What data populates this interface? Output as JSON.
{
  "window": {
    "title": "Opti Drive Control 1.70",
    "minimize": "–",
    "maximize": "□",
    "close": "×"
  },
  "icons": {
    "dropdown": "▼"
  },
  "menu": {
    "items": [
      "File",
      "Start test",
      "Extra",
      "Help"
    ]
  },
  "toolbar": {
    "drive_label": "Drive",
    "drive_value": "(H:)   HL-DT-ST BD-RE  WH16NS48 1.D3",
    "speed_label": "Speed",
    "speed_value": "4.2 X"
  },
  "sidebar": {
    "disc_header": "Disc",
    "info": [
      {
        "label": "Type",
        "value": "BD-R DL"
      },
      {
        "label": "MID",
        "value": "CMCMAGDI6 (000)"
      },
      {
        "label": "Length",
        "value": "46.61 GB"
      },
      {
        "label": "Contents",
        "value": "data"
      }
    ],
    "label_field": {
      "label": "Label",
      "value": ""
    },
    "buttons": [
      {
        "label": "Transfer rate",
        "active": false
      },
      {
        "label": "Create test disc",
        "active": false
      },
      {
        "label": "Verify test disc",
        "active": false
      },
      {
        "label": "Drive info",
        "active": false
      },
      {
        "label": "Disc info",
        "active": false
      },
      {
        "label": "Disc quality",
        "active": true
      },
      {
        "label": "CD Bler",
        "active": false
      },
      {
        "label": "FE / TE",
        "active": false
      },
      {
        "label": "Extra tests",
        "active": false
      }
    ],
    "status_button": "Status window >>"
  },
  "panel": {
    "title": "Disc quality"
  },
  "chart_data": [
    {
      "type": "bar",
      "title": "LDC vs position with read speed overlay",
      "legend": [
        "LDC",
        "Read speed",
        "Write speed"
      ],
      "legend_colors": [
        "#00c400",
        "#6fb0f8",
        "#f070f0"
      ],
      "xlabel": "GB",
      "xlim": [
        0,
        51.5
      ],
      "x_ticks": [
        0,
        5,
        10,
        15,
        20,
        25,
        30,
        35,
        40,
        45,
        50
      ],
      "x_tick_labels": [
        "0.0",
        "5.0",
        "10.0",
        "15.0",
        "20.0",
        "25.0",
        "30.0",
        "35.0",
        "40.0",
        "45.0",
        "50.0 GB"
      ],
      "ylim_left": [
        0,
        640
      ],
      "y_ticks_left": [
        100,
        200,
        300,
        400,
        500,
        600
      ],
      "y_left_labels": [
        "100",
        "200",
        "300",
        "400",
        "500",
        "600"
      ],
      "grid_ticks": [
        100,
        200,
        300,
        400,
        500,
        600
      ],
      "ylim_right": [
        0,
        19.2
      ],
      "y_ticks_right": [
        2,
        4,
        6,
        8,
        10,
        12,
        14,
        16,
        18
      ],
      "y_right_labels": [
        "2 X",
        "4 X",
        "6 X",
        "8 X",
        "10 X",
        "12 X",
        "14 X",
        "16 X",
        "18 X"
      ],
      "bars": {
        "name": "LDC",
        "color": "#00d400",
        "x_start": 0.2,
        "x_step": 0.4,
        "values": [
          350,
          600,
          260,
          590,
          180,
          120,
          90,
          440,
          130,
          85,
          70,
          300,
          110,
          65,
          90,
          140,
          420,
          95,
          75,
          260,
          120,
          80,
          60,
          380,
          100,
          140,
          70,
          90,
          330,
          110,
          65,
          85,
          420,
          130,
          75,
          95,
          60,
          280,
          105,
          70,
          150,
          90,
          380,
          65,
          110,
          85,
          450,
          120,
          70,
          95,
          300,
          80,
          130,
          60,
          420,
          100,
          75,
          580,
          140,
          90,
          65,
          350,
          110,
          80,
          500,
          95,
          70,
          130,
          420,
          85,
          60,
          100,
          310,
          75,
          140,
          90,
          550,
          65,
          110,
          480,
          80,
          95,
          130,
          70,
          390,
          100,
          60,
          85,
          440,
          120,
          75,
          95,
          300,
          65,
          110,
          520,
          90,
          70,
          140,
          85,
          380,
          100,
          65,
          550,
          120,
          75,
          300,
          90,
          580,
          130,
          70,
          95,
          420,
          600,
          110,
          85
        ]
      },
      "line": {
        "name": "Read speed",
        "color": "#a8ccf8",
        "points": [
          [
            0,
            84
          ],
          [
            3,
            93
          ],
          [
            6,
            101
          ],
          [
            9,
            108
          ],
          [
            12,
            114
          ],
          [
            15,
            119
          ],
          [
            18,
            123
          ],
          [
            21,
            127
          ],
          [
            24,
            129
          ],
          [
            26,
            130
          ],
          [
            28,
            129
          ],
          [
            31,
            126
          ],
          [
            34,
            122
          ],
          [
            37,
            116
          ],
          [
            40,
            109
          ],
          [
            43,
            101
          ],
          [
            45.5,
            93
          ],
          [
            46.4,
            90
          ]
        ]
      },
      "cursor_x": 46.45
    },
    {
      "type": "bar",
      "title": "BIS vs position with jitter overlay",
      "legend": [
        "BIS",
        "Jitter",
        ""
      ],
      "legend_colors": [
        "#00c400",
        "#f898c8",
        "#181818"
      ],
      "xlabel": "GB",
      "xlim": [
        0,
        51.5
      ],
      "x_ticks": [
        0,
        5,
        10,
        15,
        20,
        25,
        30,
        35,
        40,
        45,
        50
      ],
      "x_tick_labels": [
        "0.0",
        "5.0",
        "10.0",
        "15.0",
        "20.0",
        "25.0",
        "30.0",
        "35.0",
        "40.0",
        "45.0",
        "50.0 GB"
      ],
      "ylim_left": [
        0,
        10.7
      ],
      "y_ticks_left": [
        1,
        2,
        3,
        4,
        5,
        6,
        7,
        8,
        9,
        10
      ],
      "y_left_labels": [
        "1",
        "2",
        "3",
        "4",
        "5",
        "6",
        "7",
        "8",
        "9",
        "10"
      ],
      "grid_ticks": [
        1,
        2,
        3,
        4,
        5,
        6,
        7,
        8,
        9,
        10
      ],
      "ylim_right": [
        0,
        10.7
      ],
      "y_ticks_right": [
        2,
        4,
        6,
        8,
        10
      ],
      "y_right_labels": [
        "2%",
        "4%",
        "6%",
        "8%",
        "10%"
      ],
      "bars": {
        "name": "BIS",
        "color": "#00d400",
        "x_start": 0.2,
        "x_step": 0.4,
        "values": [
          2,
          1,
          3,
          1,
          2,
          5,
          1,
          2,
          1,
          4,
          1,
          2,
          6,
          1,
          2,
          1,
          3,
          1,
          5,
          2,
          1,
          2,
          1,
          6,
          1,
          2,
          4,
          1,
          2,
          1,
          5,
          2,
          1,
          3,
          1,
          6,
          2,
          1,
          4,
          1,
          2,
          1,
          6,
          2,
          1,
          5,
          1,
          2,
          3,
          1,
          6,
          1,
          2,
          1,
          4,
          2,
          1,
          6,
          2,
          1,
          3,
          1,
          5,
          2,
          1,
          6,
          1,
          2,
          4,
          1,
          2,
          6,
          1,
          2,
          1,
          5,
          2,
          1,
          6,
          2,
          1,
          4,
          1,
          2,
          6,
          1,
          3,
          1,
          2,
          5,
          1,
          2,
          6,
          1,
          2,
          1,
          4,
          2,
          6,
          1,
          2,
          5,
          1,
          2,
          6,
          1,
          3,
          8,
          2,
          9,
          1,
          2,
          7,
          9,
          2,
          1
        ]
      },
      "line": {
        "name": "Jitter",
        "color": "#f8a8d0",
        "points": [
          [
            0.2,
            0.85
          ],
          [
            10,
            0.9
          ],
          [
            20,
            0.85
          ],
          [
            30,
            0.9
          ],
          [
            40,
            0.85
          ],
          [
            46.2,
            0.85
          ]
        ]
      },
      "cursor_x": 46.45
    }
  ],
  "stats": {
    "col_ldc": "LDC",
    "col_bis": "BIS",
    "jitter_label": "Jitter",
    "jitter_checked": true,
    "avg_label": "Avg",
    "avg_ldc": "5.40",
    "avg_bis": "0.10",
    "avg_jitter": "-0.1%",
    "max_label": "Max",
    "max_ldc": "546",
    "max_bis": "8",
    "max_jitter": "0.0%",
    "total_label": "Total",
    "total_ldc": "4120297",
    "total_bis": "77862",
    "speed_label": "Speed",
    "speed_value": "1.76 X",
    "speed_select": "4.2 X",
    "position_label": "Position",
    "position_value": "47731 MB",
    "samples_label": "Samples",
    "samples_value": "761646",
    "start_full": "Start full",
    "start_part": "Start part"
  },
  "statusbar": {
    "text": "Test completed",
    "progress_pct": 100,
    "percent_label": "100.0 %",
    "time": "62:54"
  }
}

§ What is needed
Say how many lines have the string "title" in them, offering no words beyond the number.

§ Exercise solution
4